[Begin Given records]
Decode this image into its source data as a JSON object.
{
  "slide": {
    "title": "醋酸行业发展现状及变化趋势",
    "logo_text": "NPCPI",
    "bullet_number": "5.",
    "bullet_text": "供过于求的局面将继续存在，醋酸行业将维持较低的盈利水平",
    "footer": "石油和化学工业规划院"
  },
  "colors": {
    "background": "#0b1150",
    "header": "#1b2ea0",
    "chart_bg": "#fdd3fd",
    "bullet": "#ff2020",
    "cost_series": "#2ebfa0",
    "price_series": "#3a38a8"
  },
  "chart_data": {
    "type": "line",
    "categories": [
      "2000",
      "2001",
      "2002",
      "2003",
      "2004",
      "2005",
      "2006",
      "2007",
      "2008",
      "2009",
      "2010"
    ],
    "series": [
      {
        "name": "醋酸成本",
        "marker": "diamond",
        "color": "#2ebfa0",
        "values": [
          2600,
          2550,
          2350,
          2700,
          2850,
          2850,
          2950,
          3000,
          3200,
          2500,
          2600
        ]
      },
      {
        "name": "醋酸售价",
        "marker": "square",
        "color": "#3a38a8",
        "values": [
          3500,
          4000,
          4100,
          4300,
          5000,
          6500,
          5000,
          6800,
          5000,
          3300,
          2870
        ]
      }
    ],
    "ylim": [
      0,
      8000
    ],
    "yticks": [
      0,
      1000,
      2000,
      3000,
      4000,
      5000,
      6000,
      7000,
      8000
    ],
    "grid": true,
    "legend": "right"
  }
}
[End Given records]
Direction:
Repeat the listing exactly, from its first line to its last.

The answer:
Decode this image into its source data as a JSON object.
{
  "slide": {
    "title": "醋酸行业发展现状及变化趋势",
    "logo_text": "NPCPI",
    "bullet_number": "5.",
    "bullet_text": "供过于求的局面将继续存在，醋酸行业将维持较低的盈利水平",
    "footer": "石油和化学工业规划院"
  },
  "colors": {
    "background": "#0b1150",
    "header": "#1b2ea0",
    "chart_bg": "#fdd3fd",
    "bullet": "#ff2020",
    "cost_series": "#2ebfa0",
    "price_series": "#3a38a8"
  },
  "chart_data": {
    "type": "line",
    "categories": [
      "2000",
      "2001",
      "2002",
      "2003",
      "2004",
      "2005",
      "2006",
      "2007",
      "2008",
      "2009",
      "2010"
    ],
    "series": [
      {
        "name": "醋酸成本",
        "marker": "diamond",
        "color": "#2ebfa0",
        "values": [
          2600,
          2550,
          2350,
          2700,
          2850,
          2850,
          2950,
          3000,
          3200,
          2500,
          2600
        ]
      },
      {
        "name": "醋酸售价",
        "marker": "square",
        "color": "#3a38a8",
        "values": [
          3500,
          4000,
          4100,
          4300,
          5000,
          6500,
          5000,
          6800,
          5000,
          3300,
          2870
        ]
      }
    ],
    "ylim": [
      0,
      8000
    ],
    "yticks": [
      0,
      1000,
      2000,
      3000,
      4000,
      5000,
      6000,
      7000,
      8000
    ],
    "grid": true,
    "legend": "right"
  }
}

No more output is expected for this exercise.